» What the exercise asks:
Find the string "Buyer" in the records. Copy every line it appears in.

» Record extracts:
::::

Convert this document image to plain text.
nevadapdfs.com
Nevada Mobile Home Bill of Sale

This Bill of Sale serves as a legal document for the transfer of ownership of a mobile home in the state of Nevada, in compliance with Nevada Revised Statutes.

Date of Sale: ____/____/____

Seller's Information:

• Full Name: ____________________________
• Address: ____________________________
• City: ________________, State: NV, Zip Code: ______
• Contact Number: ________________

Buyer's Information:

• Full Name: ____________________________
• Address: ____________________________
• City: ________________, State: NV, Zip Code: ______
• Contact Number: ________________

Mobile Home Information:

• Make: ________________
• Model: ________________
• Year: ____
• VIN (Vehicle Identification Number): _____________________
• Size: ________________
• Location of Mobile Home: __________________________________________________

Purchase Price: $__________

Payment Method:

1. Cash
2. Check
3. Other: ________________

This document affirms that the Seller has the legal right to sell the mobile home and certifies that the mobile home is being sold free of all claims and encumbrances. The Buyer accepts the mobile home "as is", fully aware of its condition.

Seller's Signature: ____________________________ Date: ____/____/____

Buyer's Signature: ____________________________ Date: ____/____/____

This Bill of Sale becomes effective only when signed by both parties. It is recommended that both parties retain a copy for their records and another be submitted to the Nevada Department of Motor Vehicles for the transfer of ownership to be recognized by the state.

::::

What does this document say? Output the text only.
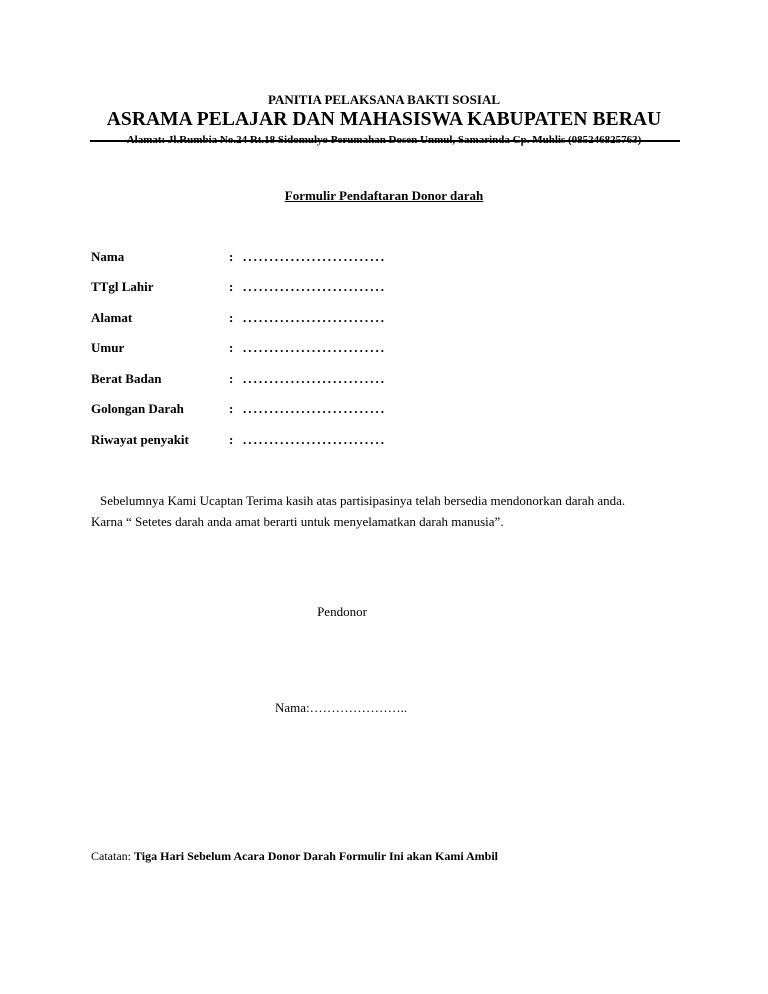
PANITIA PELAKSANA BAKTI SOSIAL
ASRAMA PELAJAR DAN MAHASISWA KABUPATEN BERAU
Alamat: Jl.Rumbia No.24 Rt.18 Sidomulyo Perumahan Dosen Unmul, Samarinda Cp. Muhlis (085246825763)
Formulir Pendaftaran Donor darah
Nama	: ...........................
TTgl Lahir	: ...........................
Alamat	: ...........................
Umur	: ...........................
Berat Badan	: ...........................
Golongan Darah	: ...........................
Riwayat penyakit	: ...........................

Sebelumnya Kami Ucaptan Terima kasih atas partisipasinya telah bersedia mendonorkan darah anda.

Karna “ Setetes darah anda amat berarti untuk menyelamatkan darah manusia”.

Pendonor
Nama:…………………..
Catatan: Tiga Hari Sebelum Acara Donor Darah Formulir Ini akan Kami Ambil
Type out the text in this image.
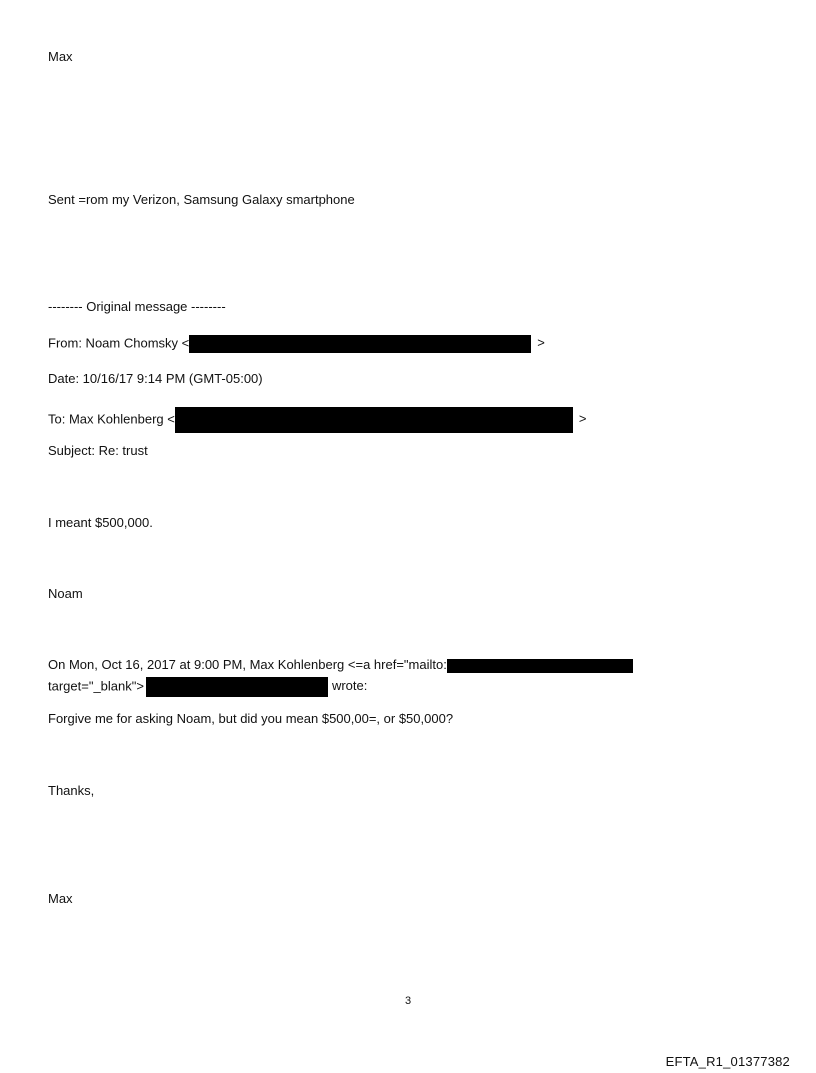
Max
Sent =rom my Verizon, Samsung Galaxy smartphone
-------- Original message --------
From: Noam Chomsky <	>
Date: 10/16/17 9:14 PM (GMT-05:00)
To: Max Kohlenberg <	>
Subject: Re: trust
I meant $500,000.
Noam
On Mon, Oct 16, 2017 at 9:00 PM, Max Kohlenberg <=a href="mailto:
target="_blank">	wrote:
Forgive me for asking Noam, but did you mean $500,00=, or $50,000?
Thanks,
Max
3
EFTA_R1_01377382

::::

» Solved exercise:
Buyer's Information:
This document affirms that the Seller has the legal right to sell the mobile home and certifies that the mobile home is being sold free of all claims and encumbrances. The Buyer accepts the mobile home "as is", fully aware of its condition.
Buyer's Signature: ____________________________ Date: ____/____/____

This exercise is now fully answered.